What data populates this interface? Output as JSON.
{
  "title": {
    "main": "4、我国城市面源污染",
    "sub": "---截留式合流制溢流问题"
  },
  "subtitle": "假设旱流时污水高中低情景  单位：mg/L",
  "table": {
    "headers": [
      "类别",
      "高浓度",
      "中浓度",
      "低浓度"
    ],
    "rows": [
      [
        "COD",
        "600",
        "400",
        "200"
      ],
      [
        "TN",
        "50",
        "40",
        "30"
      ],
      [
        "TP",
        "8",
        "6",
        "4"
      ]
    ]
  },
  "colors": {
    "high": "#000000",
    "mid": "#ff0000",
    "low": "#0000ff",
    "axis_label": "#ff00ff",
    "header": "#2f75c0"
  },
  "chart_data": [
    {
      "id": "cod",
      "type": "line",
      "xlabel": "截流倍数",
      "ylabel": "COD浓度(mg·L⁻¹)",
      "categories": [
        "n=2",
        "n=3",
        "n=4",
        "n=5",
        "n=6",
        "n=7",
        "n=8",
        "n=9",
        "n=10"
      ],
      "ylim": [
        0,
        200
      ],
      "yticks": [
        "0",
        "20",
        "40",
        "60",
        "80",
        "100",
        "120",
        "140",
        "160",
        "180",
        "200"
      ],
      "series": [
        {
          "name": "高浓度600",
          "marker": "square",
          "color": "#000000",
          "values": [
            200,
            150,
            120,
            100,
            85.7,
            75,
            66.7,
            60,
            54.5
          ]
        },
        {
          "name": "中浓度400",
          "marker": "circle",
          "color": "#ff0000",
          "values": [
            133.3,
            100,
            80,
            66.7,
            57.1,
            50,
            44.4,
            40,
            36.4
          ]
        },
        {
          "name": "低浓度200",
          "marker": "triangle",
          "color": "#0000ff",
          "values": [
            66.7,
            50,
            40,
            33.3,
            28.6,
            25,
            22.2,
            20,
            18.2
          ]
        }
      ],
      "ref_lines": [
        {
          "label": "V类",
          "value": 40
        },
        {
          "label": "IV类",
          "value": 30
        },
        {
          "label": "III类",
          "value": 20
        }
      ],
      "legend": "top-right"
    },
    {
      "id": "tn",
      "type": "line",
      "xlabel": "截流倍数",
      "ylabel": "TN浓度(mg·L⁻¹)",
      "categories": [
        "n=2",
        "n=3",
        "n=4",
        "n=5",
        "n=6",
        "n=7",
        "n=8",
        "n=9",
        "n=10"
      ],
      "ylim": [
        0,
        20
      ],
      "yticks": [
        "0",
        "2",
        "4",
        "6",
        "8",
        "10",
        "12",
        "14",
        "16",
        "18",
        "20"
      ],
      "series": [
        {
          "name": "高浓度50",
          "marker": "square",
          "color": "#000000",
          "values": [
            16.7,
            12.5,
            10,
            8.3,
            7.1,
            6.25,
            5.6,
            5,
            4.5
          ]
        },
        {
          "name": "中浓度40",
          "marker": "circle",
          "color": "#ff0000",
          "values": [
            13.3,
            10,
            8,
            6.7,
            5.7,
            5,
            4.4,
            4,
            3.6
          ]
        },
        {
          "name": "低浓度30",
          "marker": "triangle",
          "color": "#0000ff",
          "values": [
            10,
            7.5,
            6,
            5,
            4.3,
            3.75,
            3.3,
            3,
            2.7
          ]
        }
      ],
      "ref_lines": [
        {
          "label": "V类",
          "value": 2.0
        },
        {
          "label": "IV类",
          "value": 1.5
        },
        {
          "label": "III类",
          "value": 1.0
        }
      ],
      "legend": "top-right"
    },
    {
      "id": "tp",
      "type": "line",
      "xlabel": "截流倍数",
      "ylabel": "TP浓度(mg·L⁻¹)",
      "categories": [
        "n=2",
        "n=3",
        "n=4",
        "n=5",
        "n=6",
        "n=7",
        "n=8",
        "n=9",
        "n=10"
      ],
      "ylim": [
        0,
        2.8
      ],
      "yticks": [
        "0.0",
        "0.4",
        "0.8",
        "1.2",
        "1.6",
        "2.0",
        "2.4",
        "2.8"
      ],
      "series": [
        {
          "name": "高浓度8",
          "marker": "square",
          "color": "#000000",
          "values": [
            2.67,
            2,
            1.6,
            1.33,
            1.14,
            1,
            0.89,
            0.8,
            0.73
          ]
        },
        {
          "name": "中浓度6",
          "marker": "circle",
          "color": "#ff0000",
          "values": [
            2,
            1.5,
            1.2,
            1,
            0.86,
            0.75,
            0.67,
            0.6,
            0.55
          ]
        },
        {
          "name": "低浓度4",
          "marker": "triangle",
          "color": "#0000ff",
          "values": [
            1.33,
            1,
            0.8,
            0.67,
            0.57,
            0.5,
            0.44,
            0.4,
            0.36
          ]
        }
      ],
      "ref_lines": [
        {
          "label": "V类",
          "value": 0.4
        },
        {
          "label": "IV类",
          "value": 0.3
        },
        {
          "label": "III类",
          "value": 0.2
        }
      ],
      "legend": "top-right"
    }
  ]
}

......

Check each line above for "name" and return the ones that have it.

SOLUTION FOR THIS PROBLEM:
          "name": "高浓度600",
          "name": "中浓度400",
          "name": "低浓度200",
          "name": "高浓度50",
          "name": "中浓度40",
          "name": "低浓度30",
          "name": "高浓度8",
          "name": "中浓度6",
          "name": "低浓度4",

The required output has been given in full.